-- BEGIN Data to use --
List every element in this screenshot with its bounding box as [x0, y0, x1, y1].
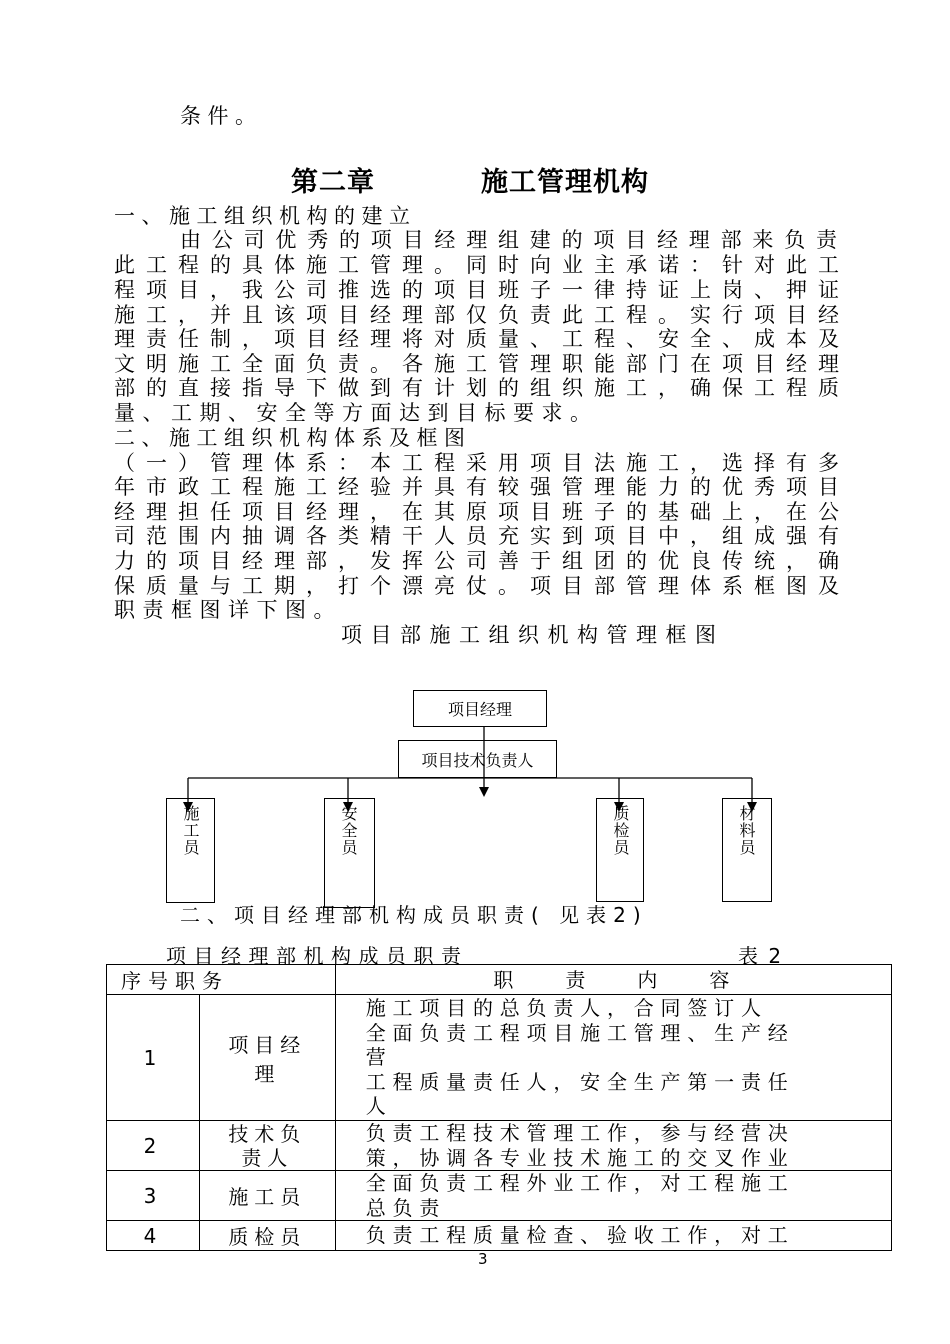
section-heading-3: 二、项目经理部机构成员职责( 见表2) — [180, 903, 648, 927]
paragraph-line: （一）管理体系：本工程采用项目法施工，选择有多 — [114, 451, 839, 475]
page-number: 3 — [478, 1250, 488, 1268]
table-row — [107, 1171, 892, 1221]
paragraph-line: 力的项目经理部，发挥公司善于组团的优良传统，确 — [114, 549, 839, 573]
org-box-technical-lead: 项目技术负责人 — [398, 740, 557, 778]
org-box-materials-clerk — [722, 798, 772, 902]
table-caption: 项目经理部机构成员职责 — [166, 944, 469, 968]
paragraph-line: 程项目，我公司推选的项目班子一律持证上岗、押证 — [114, 278, 839, 302]
duty-line: 全面负责工程项目施工管理、生产经 — [365, 1020, 795, 1045]
table-row — [107, 1221, 892, 1251]
paragraph-line: 保质量与工期，打个漂亮仗。项目部管理体系框图及 — [114, 574, 839, 598]
duty-line: 工程质量责任人，安全生产第一责任 — [365, 1069, 795, 1094]
table-row — [107, 995, 892, 1121]
arrowhead — [479, 787, 489, 797]
org-box-label: 材料员 — [737, 805, 756, 856]
table-row — [107, 1121, 892, 1171]
duty-line: 营 — [365, 1045, 393, 1070]
paragraph-line: 量、工期、安全等方面达到目标要求。 — [114, 401, 599, 425]
org-box-label: 质检员 — [611, 805, 630, 856]
row-number: 1 — [107, 995, 200, 1121]
org-box-quality-inspector — [596, 798, 644, 902]
paragraph-line: 由公司优秀的项目经理组建的项目经理部来负责 — [180, 228, 839, 252]
org-box-label: 施工员 — [181, 805, 200, 856]
row-role — [199, 995, 335, 1121]
paragraph-line: 司范围内抽调各类精干人员充实到项目中，组成强有 — [114, 524, 839, 548]
row-role: 质检员 — [199, 1221, 335, 1251]
org-box-project-manager: 项目经理 — [413, 690, 547, 727]
row-number: 2 — [107, 1121, 200, 1171]
duties-table — [106, 964, 892, 1251]
section-heading-2: 二、施工组织机构体系及框图 — [114, 426, 472, 450]
chapter-title: 施工管理机构 — [481, 167, 649, 198]
continued-text: 条件。 — [180, 104, 263, 128]
paragraph-line: 文明施工全面负责。各施工管理职能部门在项目经理 — [114, 352, 839, 376]
paragraph-line: 理责任制，项目经理将对质量、工程、安全、成本及 — [114, 327, 839, 351]
duty-line: 负责工程质量检查、验收工作，对工 — [365, 1223, 795, 1248]
role-text: 技术负责人 — [228, 1121, 307, 1170]
row-number: 4 — [107, 1221, 200, 1251]
section-heading-1: 一、施工组织机构的建立 — [114, 204, 417, 228]
org-box-label: 安全员 — [339, 805, 358, 856]
table-label: 表 2 — [738, 944, 784, 968]
row-duties — [335, 995, 891, 1121]
paragraph-line: 年市政工程施工经验并具有较强管理能力的优秀项目 — [114, 475, 839, 499]
duty-line: 全面负责工程外业工作，对工程施工 — [365, 1171, 795, 1195]
org-box-safety-officer — [324, 798, 375, 908]
row-duties — [335, 1121, 891, 1171]
chart-title: 项目部施工组织机构管理框图 — [341, 623, 725, 647]
row-role — [199, 1121, 335, 1171]
org-box-construction-worker — [166, 798, 215, 903]
duty-line: 施工项目的总负责人，合同签订人 — [365, 996, 768, 1021]
row-duties — [335, 1171, 891, 1221]
header-seq-role: 序号职务 — [107, 965, 336, 995]
header-content: 职 责 内 容 — [335, 965, 891, 995]
row-role: 施工员 — [199, 1171, 335, 1221]
paragraph-line: 职责框图详下图。 — [114, 598, 342, 622]
row-duties — [335, 1221, 891, 1251]
chapter-number: 第二章 — [291, 167, 375, 198]
role-text: 项目经理 — [228, 1032, 307, 1086]
duty-line: 策，协调各专业技术施工的交叉作业 — [365, 1145, 795, 1170]
paragraph-line: 施工，并且该项目经理部仅负责此工程。实行项目经 — [114, 303, 839, 327]
duty-line: 人 — [365, 1094, 393, 1119]
duty-line: 总负责 — [365, 1195, 447, 1220]
paragraph-line: 经理担任项目经理，在其原项目班子的基础上，在公 — [114, 500, 839, 524]
table-header-row — [107, 965, 892, 995]
paragraph-line: 此工程的具体施工管理。同时向业主承诺：针对此工 — [114, 253, 839, 277]
row-number: 3 — [107, 1171, 200, 1221]
paragraph-line: 部的直接指导下做到有计划的组织施工，确保工程质 — [114, 376, 839, 400]
duty-line: 负责工程技术管理工作，参与经营决 — [365, 1121, 795, 1145]
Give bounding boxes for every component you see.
-- END Data to use --
• **Short exercise**
Copy all the items above word for word, leaving out the pictures.

• **Result for this task**
List every element in this screenshot with its bounding box as [x0, y0, x1, y1].
section-heading-3: 二、项目经理部机构成员职责( 见表2) — [180, 903, 648, 927]
paragraph-line: （一）管理体系：本工程采用项目法施工，选择有多 — [114, 451, 839, 475]
page-number: 3 — [478, 1250, 488, 1268]
table-row — [107, 1171, 892, 1221]
paragraph-line: 力的项目经理部，发挥公司善于组团的优良传统，确 — [114, 549, 839, 573]
org-box-technical-lead: 项目技术负责人 — [398, 740, 557, 778]
org-box-materials-clerk — [722, 798, 772, 902]
table-caption: 项目经理部机构成员职责 — [166, 944, 469, 968]
paragraph-line: 程项目，我公司推选的项目班子一律持证上岗、押证 — [114, 278, 839, 302]
duty-line: 全面负责工程项目施工管理、生产经 — [365, 1020, 795, 1045]
table-row — [107, 1221, 892, 1251]
paragraph-line: 保质量与工期，打个漂亮仗。项目部管理体系框图及 — [114, 574, 839, 598]
duty-line: 工程质量责任人，安全生产第一责任 — [365, 1069, 795, 1094]
table-row — [107, 995, 892, 1121]
arrowhead — [479, 787, 489, 797]
org-box-label: 材料员 — [737, 805, 756, 856]
table-row — [107, 1121, 892, 1171]
duty-line: 营 — [365, 1045, 393, 1070]
paragraph-line: 量、工期、安全等方面达到目标要求。 — [114, 401, 599, 425]
org-box-label: 质检员 — [611, 805, 630, 856]
row-number: 1 — [107, 995, 200, 1121]
org-box-quality-inspector — [596, 798, 644, 902]
paragraph-line: 由公司优秀的项目经理组建的项目经理部来负责 — [180, 228, 839, 252]
org-box-label: 施工员 — [181, 805, 200, 856]
row-role — [199, 995, 335, 1121]
paragraph-line: 司范围内抽调各类精干人员充实到项目中，组成强有 — [114, 524, 839, 548]
row-role: 质检员 — [199, 1221, 335, 1251]
org-box-project-manager: 项目经理 — [413, 690, 547, 727]
row-number: 2 — [107, 1121, 200, 1171]
duties-table — [106, 964, 892, 1251]
section-heading-2: 二、施工组织机构体系及框图 — [114, 426, 472, 450]
chapter-title: 施工管理机构 — [481, 167, 649, 198]
continued-text: 条件。 — [180, 104, 263, 128]
paragraph-line: 文明施工全面负责。各施工管理职能部门在项目经理 — [114, 352, 839, 376]
paragraph-line: 理责任制，项目经理将对质量、工程、安全、成本及 — [114, 327, 839, 351]
duty-line: 负责工程质量检查、验收工作，对工 — [365, 1223, 795, 1248]
role-text: 技术负责人 — [228, 1121, 307, 1170]
row-number: 4 — [107, 1221, 200, 1251]
section-heading-1: 一、施工组织机构的建立 — [114, 204, 417, 228]
org-box-label: 安全员 — [339, 805, 358, 856]
table-label: 表 2 — [738, 944, 784, 968]
row-duties — [335, 995, 891, 1121]
paragraph-line: 年市政工程施工经验并具有较强管理能力的优秀项目 — [114, 475, 839, 499]
duty-line: 全面负责工程外业工作，对工程施工 — [365, 1171, 795, 1195]
org-box-safety-officer — [324, 798, 375, 908]
row-duties — [335, 1121, 891, 1171]
chart-title: 项目部施工组织机构管理框图 — [341, 623, 725, 647]
row-role — [199, 1121, 335, 1171]
org-box-construction-worker — [166, 798, 215, 903]
duty-line: 施工项目的总负责人，合同签订人 — [365, 996, 768, 1021]
row-duties — [335, 1171, 891, 1221]
header-seq-role: 序号职务 — [107, 965, 336, 995]
header-content: 职 责 内 容 — [335, 965, 891, 995]
row-role: 施工员 — [199, 1171, 335, 1221]
paragraph-line: 职责框图详下图。 — [114, 598, 342, 622]
row-duties — [335, 1221, 891, 1251]
chapter-number: 第二章 — [291, 167, 375, 198]
role-text: 项目经理 — [228, 1032, 307, 1086]
duty-line: 策，协调各专业技术施工的交叉作业 — [365, 1145, 795, 1170]
paragraph-line: 施工，并且该项目经理部仅负责此工程。实行项目经 — [114, 303, 839, 327]
duty-line: 人 — [365, 1094, 393, 1119]
duty-line: 总负责 — [365, 1195, 447, 1220]
paragraph-line: 经理担任项目经理，在其原项目班子的基础上，在公 — [114, 500, 839, 524]
table-header-row — [107, 965, 892, 995]
paragraph-line: 此工程的具体施工管理。同时向业主承诺：针对此工 — [114, 253, 839, 277]
row-number: 3 — [107, 1171, 200, 1221]
paragraph-line: 部的直接指导下做到有计划的组织施工，确保工程质 — [114, 376, 839, 400]
duty-line: 负责工程技术管理工作，参与经营决 — [365, 1121, 795, 1145]
Give bounding boxes for every component you see.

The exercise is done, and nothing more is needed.